Excerpt from a dataset:

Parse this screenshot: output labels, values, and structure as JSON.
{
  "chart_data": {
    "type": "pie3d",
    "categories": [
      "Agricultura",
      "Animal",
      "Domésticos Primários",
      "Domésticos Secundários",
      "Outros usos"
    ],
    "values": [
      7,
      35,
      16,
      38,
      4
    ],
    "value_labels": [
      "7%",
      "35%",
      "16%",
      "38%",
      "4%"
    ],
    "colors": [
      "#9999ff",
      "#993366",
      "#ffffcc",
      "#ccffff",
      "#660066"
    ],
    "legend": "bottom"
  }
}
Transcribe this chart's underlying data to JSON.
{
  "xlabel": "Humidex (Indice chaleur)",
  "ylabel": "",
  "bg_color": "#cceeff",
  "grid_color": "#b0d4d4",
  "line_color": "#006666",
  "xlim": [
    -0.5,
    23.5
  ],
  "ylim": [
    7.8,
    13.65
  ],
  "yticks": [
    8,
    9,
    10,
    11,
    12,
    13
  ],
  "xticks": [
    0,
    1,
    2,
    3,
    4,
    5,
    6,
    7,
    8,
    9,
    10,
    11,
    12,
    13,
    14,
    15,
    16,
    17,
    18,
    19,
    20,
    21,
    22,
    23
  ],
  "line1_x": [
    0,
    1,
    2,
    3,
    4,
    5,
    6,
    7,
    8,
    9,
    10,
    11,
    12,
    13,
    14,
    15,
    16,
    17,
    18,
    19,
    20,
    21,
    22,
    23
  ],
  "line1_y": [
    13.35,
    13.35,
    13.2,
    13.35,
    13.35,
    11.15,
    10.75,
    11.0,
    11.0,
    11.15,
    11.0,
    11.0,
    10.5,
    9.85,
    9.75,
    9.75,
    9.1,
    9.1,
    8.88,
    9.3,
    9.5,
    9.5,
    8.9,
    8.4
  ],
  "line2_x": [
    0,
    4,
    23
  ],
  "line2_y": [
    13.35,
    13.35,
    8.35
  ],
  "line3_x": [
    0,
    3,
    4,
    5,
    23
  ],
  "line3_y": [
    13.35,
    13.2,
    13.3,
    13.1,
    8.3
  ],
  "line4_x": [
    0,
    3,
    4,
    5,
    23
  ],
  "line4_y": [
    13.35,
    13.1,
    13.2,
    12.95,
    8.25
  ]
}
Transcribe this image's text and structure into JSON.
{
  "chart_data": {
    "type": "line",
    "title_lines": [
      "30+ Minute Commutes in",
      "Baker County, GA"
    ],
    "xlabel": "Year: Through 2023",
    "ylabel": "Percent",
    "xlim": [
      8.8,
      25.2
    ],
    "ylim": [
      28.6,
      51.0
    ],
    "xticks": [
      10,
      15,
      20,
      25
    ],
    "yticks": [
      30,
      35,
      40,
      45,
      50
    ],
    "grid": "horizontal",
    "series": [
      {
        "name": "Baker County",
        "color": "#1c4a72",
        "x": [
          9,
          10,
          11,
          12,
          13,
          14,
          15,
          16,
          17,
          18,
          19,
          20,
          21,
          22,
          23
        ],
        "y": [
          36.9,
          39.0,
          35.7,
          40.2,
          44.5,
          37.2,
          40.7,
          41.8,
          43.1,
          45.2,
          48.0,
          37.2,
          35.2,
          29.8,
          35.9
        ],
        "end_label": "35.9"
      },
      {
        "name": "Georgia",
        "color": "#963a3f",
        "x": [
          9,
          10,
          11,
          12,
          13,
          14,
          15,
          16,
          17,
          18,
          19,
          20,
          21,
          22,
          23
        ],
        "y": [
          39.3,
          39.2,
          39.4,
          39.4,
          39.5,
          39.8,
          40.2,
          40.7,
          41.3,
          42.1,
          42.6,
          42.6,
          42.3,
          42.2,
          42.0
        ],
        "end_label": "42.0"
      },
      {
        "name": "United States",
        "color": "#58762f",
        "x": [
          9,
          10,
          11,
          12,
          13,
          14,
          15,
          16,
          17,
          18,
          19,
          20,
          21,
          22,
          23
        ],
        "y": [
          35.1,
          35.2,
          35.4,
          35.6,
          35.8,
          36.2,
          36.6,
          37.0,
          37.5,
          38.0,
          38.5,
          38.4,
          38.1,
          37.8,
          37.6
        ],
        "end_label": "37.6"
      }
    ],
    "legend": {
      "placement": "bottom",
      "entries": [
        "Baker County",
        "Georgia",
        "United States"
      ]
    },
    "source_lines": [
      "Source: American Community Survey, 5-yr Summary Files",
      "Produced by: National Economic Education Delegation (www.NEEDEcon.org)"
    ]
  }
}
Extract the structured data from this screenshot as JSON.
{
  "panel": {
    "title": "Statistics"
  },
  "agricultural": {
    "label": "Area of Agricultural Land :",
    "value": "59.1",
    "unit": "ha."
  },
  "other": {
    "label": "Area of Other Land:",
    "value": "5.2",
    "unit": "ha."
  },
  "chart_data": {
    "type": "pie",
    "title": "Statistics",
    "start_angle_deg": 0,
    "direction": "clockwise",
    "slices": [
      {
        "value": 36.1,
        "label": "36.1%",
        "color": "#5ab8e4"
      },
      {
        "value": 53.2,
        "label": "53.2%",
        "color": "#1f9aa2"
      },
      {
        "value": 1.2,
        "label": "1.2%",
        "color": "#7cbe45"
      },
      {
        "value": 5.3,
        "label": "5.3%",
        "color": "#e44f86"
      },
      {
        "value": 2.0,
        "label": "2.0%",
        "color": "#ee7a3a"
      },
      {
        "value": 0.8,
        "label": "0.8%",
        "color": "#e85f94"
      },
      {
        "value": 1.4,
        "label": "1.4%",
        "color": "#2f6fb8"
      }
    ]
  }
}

▸ **What is asked**
Check the records above line by line and tally those holding the string "Statistics". Answer with the number only.

▸ **Solution for this problem**
2